#### Your objective:
Report every line in the listing below where the string "name" shows up.

#### Supplied data:
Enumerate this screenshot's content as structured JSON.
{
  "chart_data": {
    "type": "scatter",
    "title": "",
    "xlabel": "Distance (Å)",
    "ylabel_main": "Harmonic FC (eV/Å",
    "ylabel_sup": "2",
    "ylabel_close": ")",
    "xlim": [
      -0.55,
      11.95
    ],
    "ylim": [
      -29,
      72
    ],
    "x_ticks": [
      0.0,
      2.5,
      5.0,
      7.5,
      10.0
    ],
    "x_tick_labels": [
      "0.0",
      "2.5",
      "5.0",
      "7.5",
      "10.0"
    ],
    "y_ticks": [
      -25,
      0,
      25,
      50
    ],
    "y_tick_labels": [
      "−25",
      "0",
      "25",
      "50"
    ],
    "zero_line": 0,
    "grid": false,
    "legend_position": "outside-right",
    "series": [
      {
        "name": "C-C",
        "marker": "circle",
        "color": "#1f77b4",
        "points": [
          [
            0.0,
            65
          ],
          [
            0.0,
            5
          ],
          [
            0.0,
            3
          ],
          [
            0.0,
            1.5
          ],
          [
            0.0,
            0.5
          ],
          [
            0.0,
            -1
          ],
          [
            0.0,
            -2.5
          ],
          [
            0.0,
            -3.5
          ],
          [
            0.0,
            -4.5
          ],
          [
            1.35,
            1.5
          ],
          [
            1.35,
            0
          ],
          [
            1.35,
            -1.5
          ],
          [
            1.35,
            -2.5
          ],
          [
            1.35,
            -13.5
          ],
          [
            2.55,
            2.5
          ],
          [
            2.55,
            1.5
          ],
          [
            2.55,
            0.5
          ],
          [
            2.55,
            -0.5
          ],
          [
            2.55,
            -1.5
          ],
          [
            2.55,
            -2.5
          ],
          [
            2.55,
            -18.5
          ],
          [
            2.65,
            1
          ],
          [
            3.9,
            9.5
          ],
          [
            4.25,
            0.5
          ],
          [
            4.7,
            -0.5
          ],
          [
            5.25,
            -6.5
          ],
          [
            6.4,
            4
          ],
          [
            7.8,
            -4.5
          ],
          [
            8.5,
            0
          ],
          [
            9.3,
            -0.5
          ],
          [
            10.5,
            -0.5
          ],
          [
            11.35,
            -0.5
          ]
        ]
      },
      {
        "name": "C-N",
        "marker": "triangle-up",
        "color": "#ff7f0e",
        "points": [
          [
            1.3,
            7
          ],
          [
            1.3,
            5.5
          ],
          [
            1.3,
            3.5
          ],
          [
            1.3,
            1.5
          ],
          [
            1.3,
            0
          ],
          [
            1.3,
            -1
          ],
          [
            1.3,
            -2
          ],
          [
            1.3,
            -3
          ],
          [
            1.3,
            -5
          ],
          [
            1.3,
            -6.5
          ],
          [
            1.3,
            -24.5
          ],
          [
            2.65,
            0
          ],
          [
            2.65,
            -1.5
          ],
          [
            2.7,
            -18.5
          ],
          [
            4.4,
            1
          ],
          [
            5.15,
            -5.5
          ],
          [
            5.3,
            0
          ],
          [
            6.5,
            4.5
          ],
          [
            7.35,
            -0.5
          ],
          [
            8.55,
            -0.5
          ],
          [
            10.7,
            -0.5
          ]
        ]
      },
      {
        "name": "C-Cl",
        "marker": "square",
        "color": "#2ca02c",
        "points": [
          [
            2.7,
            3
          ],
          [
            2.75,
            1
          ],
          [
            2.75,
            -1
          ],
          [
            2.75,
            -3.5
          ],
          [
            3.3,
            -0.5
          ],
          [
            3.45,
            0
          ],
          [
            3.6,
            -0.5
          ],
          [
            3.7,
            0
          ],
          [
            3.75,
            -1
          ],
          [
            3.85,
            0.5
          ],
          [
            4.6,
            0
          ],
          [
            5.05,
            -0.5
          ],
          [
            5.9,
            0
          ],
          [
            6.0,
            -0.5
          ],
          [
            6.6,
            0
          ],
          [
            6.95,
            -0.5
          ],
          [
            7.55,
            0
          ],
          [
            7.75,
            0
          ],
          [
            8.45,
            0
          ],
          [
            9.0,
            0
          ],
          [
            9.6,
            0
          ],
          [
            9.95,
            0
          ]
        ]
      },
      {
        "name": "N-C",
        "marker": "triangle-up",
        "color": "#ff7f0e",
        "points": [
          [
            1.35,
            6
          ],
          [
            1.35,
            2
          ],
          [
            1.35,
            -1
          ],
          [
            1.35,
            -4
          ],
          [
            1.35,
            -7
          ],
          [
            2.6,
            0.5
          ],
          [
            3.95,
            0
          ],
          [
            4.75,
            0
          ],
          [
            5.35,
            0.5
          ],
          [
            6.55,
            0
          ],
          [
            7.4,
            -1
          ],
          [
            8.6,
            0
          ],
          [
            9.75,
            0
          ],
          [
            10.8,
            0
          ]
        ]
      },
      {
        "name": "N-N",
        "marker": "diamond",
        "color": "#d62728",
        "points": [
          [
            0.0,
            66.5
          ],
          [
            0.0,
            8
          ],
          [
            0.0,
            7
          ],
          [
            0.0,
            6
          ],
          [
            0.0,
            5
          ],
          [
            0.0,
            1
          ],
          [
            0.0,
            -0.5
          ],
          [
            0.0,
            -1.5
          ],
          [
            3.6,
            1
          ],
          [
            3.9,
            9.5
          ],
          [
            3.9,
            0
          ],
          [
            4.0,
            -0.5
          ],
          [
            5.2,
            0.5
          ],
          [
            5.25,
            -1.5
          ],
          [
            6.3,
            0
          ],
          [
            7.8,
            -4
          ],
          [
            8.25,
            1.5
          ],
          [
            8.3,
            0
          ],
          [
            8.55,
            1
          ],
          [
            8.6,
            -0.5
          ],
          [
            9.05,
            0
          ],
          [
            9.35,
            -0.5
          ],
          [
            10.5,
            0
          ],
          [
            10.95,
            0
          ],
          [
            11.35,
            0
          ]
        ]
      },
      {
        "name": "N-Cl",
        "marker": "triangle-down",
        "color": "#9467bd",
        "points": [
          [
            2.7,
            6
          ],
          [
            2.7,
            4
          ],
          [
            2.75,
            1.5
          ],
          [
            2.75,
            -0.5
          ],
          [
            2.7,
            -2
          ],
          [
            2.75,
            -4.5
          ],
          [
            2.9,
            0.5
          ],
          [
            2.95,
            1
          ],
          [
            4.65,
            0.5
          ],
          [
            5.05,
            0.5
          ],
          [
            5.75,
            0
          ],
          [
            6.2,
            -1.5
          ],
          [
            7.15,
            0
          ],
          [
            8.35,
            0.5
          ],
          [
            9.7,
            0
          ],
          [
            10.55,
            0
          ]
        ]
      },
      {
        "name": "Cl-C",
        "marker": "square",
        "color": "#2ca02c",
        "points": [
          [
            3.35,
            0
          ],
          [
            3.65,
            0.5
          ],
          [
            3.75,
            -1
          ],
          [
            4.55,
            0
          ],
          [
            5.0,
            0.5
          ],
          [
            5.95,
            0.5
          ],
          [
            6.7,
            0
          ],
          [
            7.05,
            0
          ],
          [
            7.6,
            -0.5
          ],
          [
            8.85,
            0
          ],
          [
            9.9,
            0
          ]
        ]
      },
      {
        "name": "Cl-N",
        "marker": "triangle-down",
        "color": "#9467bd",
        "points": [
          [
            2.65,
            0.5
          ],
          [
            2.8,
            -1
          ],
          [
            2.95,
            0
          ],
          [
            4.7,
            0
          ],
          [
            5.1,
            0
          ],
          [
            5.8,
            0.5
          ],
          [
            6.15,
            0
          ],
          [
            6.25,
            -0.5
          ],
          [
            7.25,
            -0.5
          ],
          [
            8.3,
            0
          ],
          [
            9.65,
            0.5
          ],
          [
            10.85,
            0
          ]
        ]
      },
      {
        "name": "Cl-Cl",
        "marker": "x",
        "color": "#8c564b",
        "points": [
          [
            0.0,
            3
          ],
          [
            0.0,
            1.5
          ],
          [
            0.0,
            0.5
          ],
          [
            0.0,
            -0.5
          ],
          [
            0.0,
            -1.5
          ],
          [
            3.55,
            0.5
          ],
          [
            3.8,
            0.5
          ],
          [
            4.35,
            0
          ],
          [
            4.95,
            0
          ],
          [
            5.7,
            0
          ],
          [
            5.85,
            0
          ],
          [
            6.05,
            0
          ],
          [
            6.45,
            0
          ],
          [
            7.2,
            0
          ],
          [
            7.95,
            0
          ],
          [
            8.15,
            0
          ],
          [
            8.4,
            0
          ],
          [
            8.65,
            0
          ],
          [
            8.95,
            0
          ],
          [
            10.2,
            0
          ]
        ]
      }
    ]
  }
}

#### Exercise response:
        "name": "C-C",
        "name": "C-N",
        "name": "C-Cl",
        "name": "N-C",
        "name": "N-N",
        "name": "N-Cl",
        "name": "Cl-C",
        "name": "Cl-N",
        "name": "Cl-Cl",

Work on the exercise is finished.